Written problem —
Extract every line where the string "الحديث" appears.
*** Records for the task ***
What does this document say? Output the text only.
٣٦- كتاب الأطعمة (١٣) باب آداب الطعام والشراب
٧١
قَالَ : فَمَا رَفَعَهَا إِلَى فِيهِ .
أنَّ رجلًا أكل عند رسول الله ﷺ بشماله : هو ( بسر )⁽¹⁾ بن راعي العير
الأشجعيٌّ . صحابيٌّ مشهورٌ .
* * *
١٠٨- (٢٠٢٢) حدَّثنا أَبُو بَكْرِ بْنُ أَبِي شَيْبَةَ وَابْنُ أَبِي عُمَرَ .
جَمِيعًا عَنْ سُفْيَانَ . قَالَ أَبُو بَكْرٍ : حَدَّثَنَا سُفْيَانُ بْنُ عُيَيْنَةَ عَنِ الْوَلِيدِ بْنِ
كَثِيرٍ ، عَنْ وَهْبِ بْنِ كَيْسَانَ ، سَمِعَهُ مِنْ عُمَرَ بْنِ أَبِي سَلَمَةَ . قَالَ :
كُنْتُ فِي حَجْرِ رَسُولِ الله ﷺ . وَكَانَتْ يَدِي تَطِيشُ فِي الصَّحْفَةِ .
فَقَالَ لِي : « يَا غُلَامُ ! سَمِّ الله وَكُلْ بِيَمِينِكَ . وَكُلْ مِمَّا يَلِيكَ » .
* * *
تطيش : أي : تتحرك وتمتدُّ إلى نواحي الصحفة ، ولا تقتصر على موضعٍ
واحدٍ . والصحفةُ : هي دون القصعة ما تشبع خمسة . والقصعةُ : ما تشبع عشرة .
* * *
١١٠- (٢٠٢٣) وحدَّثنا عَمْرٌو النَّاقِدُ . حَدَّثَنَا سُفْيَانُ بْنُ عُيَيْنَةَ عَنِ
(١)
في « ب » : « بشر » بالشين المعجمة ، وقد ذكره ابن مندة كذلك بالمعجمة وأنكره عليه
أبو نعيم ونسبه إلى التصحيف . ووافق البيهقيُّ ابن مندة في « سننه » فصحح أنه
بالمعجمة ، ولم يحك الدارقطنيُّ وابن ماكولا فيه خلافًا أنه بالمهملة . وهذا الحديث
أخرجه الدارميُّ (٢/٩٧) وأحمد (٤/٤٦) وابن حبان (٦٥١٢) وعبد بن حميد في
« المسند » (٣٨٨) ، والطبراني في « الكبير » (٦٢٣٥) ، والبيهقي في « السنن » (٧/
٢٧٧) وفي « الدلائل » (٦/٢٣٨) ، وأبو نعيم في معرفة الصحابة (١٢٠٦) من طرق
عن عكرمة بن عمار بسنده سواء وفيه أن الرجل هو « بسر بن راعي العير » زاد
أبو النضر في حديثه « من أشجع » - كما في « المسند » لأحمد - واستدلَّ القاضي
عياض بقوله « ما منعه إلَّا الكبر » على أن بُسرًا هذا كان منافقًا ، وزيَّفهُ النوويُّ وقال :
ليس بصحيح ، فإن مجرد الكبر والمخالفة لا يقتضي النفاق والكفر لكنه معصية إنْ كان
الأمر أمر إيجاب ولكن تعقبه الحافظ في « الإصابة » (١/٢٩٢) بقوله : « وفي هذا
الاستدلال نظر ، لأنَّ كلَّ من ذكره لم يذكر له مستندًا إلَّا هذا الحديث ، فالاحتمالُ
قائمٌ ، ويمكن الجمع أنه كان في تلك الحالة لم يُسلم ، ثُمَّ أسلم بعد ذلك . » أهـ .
***
Exercise output —
بالمعجمة ، ولم يحك الدارقطنيُّ وابن ماكولا فيه خلافًا أنه بالمهملة . وهذا الحديث
الاستدلال نظر ، لأنَّ كلَّ من ذكره لم يذكر له مستندًا إلَّا هذا الحديث ، فالاحتمالُ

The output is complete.